* [GIVEN REQUEST 1] Can you output the part of the NACCO earnings excerpt starting with "Net income was" and going on through "state tax matter.", word for word?

* [EXCERPTED PASSAGE]
"""
Consolidated Adjusted EBITDA was $36.7
million and $76.7 million for
the three and twelve months ended December 31, 2016,
respectively. Adjusted EBITDA in this press release is
provided solely as a supplemental non-GAAP disclosure of operating
results as defined on page 12. For a reconciliation of GAAP results
to Adjusted EBITDA, also see page 12.
Consolidated Cash Flow and Liquidity
Discussion
For the 2016 full year, including Centennial's operations, NACCO
generated consolidated cash flow before financing activities
of $84.1 million, which was comprised of net cash provided by
operating activities of $93.9 million less net cash used
for investing activities of $9.8 million. For the 2015 full
year, including Centennial's operations, NACCO generated
consolidated cash flow before financing activities of $99.7
million, which was comprised of net cash provided by operating
activities of $108.0 million less net cash used for
investing activities of $8.3 million.
The Company had cash on hand of $80.6
million as of December 31, 2016 compared
with $52.5 million as of December 31, 2015.
Debt as of December 31, 2016 was $134.8
million compared with $170.0 million as of
December 31, 2015.
Since the inception of a stock repurchase program announced in
May 2016, which permits the
repurchase of up to $50 million of
the Company's outstanding Class A common stock, NACCO has
repurchased approximately 109,300 shares for an aggregate purchase
price of $6.0 million. The
Company did not repurchase any shares during the fourth quarter of
2016.
Detailed Discussion of Results
North American Coal - Fourth Quarter
Results
North American Coal's deliveries for the fourth
quarters of 2016 and 2015 were as follows:
|
2016
|
|
2015
|
Coal tons
sold
|
(in
millions)
|
Unconsolidated mines
|
8.0
|
|
7.1
|
Consolidated mines
|
0.6
|
|
0.6
|
Total coal tons sold
|
8.6
|
|
7.7
|
Limerock deliveries
(cubic yards)
|
5.8
|
|
6.1
|
North American Coal reported net income of $9.3 million and revenues of $25.3 million in the fourth quarter of 2016,
compared with net income of $2.2
million and revenues of $26.0
million in the fourth quarter of 2015. North American
Coal reported income before income tax of $1.1 million in the fourth quarter of 2016
compared with a loss before income tax of $3.9 million in the fourth quarter of 2015.
Net income was higher than the income (loss) before income tax in
both 2016 and 2015 as a result of income tax benefits primarily
attributable to the mix of taxable earnings between profits at
entities that benefit from percentage depletion and losses at
entities with higher effective income tax rates, including losses
related to Centennial. In addition, in the fourth quarter of
2016, North American Coal realized a $1.2
million tax benefit related to the reversal of a reserve
previously established for an uncertain tax position due to
favorable resolution of a state tax matter.
North American Coal's Centennial operations reported an
operating loss of $2.9 million and
nominal revenue in the fourth quarter of 2016 compared with an
operating loss of $7.5 million and
revenues of $4.4 million in the
fourth quarter of 2015. The reduction in Centennial's revenue
was the result of the cessation of mining activities in the fourth
quarter of 2015. Centennial's 2016 operating loss included a
$3.3 million pre-tax charge related
to the resolution of a legal matter, partially offset by a
$1.2 million favorable pre-tax
adjustment to its mine reclamation liability and a small gain on
sale of assets. Overall, Centennial's operating loss declined
from the prior year fourth quarter as substantially lower operating
costs were required to conduct the remaining day-to-day operations
of selling equipment, maintaining permits and mine reclamation.
"""
* [INFORMATION SUPPLIED]
"""
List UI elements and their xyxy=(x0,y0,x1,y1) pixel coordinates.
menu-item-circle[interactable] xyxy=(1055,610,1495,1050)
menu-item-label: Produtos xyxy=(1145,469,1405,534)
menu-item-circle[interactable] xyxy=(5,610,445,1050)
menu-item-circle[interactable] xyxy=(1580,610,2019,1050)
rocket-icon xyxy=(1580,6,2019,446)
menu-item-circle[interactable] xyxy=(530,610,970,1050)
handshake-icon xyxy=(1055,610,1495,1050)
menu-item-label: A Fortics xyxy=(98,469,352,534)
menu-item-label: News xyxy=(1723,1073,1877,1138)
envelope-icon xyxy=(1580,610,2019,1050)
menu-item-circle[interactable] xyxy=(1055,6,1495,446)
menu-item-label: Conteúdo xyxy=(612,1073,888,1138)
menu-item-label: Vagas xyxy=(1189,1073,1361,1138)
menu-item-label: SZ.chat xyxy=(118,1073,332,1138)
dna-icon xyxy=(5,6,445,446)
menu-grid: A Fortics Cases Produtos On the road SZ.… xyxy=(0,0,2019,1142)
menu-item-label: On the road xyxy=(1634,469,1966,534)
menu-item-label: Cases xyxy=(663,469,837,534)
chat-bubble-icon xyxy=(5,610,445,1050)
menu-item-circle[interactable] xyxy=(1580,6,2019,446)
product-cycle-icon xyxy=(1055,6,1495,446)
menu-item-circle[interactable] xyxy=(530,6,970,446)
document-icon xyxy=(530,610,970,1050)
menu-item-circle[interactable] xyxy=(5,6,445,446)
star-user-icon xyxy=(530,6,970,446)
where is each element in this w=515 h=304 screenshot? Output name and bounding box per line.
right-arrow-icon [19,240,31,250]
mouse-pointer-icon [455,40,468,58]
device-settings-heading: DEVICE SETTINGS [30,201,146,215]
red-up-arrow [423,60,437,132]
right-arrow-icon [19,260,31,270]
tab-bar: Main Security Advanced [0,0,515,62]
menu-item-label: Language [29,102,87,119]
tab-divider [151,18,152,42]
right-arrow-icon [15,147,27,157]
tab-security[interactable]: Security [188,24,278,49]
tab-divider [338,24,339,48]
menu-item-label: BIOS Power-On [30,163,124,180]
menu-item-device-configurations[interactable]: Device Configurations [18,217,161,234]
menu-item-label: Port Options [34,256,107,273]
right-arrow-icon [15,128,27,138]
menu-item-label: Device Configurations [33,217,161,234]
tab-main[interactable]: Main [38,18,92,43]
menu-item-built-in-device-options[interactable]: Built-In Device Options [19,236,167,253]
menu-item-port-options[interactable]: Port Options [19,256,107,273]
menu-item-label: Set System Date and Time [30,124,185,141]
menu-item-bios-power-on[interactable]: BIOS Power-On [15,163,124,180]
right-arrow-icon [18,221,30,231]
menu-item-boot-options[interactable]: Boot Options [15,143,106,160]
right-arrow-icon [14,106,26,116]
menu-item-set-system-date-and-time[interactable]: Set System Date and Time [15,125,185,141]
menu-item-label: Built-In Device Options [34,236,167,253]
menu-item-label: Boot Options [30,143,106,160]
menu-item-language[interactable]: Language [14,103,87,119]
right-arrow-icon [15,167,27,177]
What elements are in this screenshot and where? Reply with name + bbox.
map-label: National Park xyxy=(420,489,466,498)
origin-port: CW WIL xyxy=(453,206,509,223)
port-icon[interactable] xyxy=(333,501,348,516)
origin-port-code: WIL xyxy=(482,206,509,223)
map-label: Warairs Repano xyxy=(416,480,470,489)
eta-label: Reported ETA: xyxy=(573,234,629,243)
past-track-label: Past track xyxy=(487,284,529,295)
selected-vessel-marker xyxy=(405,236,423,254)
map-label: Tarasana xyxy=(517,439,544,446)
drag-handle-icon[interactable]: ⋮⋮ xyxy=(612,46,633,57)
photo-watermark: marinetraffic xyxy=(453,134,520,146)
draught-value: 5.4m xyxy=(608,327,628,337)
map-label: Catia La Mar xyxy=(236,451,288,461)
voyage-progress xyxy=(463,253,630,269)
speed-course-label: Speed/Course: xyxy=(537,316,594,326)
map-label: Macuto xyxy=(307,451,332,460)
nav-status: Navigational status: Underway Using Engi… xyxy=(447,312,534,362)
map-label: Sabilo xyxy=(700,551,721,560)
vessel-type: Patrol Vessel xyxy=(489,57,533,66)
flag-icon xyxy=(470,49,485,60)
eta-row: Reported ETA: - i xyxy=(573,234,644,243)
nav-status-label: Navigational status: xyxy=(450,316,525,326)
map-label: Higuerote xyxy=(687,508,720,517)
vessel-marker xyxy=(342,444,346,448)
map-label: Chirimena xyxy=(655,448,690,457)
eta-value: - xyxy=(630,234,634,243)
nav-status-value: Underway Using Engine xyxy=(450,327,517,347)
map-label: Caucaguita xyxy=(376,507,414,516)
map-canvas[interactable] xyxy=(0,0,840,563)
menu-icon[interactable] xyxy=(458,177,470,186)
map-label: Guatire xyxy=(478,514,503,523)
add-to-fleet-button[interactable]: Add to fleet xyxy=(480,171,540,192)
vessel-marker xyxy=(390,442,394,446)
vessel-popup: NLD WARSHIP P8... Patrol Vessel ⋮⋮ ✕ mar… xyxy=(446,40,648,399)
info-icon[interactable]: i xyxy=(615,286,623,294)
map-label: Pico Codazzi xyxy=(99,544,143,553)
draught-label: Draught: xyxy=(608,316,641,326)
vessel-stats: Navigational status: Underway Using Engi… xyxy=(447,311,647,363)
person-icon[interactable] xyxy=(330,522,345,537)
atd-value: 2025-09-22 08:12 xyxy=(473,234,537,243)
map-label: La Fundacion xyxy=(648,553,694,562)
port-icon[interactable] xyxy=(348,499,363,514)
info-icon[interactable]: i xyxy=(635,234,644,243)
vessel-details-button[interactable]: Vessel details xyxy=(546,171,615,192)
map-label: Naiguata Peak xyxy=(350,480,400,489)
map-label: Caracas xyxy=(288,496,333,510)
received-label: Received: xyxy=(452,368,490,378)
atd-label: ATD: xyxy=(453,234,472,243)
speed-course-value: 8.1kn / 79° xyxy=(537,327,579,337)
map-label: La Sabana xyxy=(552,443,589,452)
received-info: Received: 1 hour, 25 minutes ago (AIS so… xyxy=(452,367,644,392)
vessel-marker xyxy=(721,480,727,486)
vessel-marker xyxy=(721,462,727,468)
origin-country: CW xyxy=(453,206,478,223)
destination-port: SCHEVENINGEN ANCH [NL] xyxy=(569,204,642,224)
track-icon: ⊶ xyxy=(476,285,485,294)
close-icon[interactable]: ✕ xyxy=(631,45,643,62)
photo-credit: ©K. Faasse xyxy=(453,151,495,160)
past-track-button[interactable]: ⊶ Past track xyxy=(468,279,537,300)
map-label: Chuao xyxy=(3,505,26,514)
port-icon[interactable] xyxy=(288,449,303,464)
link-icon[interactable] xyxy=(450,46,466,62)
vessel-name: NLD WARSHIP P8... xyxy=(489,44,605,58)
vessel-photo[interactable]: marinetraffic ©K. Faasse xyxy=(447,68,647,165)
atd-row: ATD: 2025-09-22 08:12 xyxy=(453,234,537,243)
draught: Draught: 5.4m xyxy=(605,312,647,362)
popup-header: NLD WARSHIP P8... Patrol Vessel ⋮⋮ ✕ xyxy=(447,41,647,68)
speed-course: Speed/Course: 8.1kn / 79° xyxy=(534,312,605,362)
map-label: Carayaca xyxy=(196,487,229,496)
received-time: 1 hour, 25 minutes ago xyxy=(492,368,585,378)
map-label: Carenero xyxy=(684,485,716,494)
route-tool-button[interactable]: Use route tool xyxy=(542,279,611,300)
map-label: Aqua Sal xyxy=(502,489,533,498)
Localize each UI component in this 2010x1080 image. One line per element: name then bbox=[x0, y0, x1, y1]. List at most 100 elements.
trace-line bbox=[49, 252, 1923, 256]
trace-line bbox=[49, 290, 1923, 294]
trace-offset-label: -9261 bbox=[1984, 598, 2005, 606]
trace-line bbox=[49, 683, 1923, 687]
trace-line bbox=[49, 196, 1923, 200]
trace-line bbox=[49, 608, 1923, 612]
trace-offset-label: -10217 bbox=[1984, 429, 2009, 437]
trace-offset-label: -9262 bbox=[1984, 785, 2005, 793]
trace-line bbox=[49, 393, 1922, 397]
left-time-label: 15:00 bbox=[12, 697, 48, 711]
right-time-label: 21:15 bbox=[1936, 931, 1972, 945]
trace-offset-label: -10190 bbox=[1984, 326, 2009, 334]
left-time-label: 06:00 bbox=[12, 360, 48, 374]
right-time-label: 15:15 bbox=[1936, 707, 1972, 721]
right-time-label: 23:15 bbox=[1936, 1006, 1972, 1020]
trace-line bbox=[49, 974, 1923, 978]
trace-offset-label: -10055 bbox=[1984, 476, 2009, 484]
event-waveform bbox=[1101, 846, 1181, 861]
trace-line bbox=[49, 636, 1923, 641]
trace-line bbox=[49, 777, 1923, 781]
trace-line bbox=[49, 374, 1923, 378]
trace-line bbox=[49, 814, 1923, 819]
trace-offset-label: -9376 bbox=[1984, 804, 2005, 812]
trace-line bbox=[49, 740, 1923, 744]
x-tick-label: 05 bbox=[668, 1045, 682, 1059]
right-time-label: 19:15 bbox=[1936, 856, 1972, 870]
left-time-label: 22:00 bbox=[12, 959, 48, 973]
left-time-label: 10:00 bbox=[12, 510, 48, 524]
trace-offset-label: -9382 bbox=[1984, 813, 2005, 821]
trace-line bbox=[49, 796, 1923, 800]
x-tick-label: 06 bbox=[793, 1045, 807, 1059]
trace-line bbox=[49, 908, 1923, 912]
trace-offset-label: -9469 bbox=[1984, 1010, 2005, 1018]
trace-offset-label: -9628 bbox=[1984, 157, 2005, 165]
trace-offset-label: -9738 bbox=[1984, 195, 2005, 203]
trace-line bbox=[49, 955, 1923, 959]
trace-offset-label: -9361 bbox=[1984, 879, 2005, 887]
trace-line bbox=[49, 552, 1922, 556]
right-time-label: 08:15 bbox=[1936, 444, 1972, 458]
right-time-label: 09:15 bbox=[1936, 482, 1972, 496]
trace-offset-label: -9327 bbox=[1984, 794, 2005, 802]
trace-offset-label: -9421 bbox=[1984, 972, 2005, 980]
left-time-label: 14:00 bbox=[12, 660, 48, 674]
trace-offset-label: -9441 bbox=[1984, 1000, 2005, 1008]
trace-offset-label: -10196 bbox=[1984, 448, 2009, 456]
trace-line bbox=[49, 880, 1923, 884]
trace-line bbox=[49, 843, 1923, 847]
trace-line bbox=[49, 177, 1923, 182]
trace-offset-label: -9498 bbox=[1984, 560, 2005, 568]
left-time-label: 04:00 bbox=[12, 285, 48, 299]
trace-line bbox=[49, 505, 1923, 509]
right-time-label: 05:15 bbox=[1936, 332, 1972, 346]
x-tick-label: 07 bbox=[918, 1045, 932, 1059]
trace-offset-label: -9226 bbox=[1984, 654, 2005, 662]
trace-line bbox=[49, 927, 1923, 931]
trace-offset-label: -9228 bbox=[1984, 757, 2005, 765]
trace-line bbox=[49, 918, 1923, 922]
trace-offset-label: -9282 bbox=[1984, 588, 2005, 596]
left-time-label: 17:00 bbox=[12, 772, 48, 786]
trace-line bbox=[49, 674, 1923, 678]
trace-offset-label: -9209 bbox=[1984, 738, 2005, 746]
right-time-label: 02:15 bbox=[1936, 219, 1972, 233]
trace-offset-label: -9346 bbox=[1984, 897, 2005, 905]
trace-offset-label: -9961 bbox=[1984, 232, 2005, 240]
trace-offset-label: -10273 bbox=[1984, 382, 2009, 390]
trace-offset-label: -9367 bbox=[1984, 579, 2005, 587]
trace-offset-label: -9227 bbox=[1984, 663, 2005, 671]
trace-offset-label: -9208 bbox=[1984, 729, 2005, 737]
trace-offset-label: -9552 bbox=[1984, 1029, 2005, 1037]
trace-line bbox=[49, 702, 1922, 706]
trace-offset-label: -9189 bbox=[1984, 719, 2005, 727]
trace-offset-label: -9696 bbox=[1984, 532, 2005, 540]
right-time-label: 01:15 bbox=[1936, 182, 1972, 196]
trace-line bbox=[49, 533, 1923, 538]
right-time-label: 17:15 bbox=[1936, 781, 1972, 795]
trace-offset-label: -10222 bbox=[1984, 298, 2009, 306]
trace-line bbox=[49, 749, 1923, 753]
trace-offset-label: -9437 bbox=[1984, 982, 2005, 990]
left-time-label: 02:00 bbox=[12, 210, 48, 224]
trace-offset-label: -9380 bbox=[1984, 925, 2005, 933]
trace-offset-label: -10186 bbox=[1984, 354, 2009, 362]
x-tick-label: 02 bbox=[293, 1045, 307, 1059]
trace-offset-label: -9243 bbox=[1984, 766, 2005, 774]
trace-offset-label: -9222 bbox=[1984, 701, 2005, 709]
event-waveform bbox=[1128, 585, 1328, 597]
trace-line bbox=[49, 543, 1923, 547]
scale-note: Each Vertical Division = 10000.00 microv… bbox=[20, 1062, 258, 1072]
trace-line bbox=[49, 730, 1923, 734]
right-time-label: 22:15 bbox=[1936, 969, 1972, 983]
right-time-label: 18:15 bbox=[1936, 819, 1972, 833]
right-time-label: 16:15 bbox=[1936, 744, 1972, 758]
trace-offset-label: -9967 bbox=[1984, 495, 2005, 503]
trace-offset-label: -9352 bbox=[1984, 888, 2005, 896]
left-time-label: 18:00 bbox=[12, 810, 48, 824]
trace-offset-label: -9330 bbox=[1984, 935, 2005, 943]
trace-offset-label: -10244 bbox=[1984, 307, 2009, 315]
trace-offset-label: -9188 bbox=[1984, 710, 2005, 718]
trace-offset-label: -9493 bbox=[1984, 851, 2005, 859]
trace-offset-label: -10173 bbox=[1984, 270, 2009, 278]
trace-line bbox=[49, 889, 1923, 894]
"""
* [GIVEN REQUEST 2] Can you swap "envelope-icon" for "mail-icon" in the records, starting with their first line and going on through the line with "menu-item-label: Conteúdo xyxy=(612,1073,888,1138)", and return only those lines with nothing else changed?

* [FINAL RESULT 1]
Net income was higher than the income (loss) before income tax in
both 2016 and 2015 as a result of income tax benefits primarily
attributable to the mix of taxable earnings between profits at
entities that benefit from percentage depletion and losses at
entities with higher effective income tax rates, including losses
related to Centennial. In addition, in the fourth quarter of
2016, North American Coal realized a $1.2
million tax benefit related to the reversal of a reserve
previously established for an uncertain tax position due to
favorable resolution of a state tax matter.

* [FINAL RESULT 2]
List UI elements and their xyxy=(x0,y0,x1,y1) pixel coordinates.
menu-item-circle[interactable] xyxy=(1055,610,1495,1050)
menu-item-label: Produtos xyxy=(1145,469,1405,534)
menu-item-circle[interactable] xyxy=(5,610,445,1050)
menu-item-circle[interactable] xyxy=(1580,610,2019,1050)
rocket-icon xyxy=(1580,6,2019,446)
menu-item-circle[interactable] xyxy=(530,610,970,1050)
handshake-icon xyxy=(1055,610,1495,1050)
menu-item-label: A Fortics xyxy=(98,469,352,534)
menu-item-label: News xyxy=(1723,1073,1877,1138)
mail-icon xyxy=(1580,610,2019,1050)
menu-item-circle[interactable] xyxy=(1055,6,1495,446)
menu-item-label: Conteúdo xyxy=(612,1073,888,1138)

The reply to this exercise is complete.